(Collected data entries)

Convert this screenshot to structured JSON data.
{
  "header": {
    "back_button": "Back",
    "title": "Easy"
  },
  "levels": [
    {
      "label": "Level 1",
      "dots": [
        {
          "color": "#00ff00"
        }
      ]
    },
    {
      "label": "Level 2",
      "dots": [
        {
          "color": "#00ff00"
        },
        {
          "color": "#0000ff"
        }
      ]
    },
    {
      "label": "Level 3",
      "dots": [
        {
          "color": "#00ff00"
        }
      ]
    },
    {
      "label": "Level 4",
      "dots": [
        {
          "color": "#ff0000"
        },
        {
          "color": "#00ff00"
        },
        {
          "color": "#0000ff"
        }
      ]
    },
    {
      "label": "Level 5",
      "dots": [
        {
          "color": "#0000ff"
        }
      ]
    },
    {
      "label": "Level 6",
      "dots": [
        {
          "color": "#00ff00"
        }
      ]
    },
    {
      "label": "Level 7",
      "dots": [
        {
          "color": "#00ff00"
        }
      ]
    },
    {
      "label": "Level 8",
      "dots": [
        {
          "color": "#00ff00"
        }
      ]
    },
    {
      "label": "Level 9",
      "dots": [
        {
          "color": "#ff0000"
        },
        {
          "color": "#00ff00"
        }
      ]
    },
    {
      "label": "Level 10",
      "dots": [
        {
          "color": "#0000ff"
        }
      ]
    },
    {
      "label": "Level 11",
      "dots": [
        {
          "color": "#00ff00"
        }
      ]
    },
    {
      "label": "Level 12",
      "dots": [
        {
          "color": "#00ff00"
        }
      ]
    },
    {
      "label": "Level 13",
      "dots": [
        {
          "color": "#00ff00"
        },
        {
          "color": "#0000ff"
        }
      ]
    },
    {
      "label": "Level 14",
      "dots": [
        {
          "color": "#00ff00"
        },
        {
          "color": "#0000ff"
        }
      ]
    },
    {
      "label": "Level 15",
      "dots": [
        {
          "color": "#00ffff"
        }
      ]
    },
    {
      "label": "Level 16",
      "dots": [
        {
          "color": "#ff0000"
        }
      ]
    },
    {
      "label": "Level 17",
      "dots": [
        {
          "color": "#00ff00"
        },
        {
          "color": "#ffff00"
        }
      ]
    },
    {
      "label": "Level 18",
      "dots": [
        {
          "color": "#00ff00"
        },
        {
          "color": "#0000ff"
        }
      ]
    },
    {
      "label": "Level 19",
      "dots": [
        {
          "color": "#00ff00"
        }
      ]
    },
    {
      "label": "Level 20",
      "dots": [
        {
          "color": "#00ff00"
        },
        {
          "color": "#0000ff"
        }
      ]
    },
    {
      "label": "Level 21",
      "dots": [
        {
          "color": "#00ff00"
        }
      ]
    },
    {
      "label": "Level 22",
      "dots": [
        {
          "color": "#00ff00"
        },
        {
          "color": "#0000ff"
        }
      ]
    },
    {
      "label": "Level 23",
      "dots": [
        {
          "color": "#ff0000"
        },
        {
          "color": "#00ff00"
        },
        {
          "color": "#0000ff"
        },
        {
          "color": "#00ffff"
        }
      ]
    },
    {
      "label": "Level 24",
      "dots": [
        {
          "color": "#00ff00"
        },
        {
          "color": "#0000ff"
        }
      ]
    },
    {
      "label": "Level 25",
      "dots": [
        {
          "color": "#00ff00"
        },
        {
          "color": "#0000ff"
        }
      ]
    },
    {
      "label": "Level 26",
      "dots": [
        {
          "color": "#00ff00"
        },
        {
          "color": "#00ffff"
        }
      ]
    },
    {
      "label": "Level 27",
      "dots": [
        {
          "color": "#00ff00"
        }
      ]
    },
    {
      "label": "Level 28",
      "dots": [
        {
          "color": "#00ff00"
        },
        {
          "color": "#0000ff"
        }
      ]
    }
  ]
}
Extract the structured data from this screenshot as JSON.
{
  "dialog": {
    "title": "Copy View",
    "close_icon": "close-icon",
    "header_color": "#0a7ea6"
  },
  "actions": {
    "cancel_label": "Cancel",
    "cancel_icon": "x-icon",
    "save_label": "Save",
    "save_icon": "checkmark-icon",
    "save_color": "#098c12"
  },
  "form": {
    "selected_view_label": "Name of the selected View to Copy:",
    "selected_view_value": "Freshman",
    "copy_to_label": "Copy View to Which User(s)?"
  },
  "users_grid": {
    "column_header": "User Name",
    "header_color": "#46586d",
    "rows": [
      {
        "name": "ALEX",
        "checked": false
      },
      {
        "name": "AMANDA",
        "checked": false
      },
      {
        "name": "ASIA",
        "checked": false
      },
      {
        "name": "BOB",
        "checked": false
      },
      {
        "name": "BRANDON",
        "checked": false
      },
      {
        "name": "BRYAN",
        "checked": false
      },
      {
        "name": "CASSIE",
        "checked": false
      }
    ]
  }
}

*DIRECTIVE:*
Show each line holding the word "JSON".

*RESPONSE TO THE EXERCISE:*
Convert this screenshot to structured JSON data.
Extract the structured data from this screenshot as JSON.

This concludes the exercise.